(Records from a collection)
——————
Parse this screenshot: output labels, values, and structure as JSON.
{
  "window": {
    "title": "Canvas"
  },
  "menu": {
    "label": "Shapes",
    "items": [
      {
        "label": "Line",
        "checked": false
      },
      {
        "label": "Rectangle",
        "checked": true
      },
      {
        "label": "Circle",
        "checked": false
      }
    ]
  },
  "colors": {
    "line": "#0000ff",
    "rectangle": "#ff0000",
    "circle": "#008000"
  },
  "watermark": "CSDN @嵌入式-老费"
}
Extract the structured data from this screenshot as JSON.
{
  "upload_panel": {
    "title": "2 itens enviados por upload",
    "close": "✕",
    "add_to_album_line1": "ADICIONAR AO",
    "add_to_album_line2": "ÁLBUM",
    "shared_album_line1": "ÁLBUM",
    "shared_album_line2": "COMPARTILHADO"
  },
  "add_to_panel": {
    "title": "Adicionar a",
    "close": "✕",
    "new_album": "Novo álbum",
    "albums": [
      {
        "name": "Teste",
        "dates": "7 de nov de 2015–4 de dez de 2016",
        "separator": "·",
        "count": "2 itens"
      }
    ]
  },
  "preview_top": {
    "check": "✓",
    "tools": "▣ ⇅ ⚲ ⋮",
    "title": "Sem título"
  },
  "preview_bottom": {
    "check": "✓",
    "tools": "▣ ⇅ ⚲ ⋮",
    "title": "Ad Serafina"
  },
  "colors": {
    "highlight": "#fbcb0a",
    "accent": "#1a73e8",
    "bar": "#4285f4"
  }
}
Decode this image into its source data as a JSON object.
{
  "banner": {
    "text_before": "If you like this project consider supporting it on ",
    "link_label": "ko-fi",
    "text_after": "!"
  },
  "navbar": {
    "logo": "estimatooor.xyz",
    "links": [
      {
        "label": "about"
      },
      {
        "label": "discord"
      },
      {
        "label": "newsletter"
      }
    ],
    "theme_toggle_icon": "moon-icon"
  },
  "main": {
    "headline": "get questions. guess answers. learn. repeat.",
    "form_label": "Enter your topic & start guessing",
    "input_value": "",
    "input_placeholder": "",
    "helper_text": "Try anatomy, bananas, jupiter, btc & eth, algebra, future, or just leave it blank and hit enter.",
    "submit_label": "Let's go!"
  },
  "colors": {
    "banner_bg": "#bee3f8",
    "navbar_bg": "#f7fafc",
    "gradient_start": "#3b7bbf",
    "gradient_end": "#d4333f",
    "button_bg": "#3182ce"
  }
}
——————
Print the records above in full, exactly.

Reply ▸
Parse this screenshot: output labels, values, and structure as JSON.
{
  "window": {
    "title": "Canvas"
  },
  "menu": {
    "label": "Shapes",
    "items": [
      {
        "label": "Line",
        "checked": false
      },
      {
        "label": "Rectangle",
        "checked": true
      },
      {
        "label": "Circle",
        "checked": false
      }
    ]
  },
  "colors": {
    "line": "#0000ff",
    "rectangle": "#ff0000",
    "circle": "#008000"
  },
  "watermark": "CSDN @嵌入式-老费"
}
Extract the structured data from this screenshot as JSON.
{
  "upload_panel": {
    "title": "2 itens enviados por upload",
    "close": "✕",
    "add_to_album_line1": "ADICIONAR AO",
    "add_to_album_line2": "ÁLBUM",
    "shared_album_line1": "ÁLBUM",
    "shared_album_line2": "COMPARTILHADO"
  },
  "add_to_panel": {
    "title": "Adicionar a",
    "close": "✕",
    "new_album": "Novo álbum",
    "albums": [
      {
        "name": "Teste",
        "dates": "7 de nov de 2015–4 de dez de 2016",
        "separator": "·",
        "count": "2 itens"
      }
    ]
  },
  "preview_top": {
    "check": "✓",
    "tools": "▣ ⇅ ⚲ ⋮",
    "title": "Sem título"
  },
  "preview_bottom": {
    "check": "✓",
    "tools": "▣ ⇅ ⚲ ⋮",
    "title": "Ad Serafina"
  },
  "colors": {
    "highlight": "#fbcb0a",
    "accent": "#1a73e8",
    "bar": "#4285f4"
  }
}
Decode this image into its source data as a JSON object.
{
  "banner": {
    "text_before": "If you like this project consider supporting it on ",
    "link_label": "ko-fi",
    "text_after": "!"
  },
  "navbar": {
    "logo": "estimatooor.xyz",
    "links": [
      {
        "label": "about"
      },
      {
        "label": "discord"
      },
      {
        "label": "newsletter"
      }
    ],
    "theme_toggle_icon": "moon-icon"
  },
  "main": {
    "headline": "get questions. guess answers. learn. repeat.",
    "form_label": "Enter your topic & start guessing",
    "input_value": "",
    "input_placeholder": "",
    "helper_text": "Try anatomy, bananas, jupiter, btc & eth, algebra, future, or just leave it blank and hit enter.",
    "submit_label": "Let's go!"
  },
  "colors": {
    "banner_bg": "#bee3f8",
    "navbar_bg": "#f7fafc",
    "gradient_start": "#3b7bbf",
    "gradient_end": "#d4333f",
    "button_bg": "#3182ce"
  }
}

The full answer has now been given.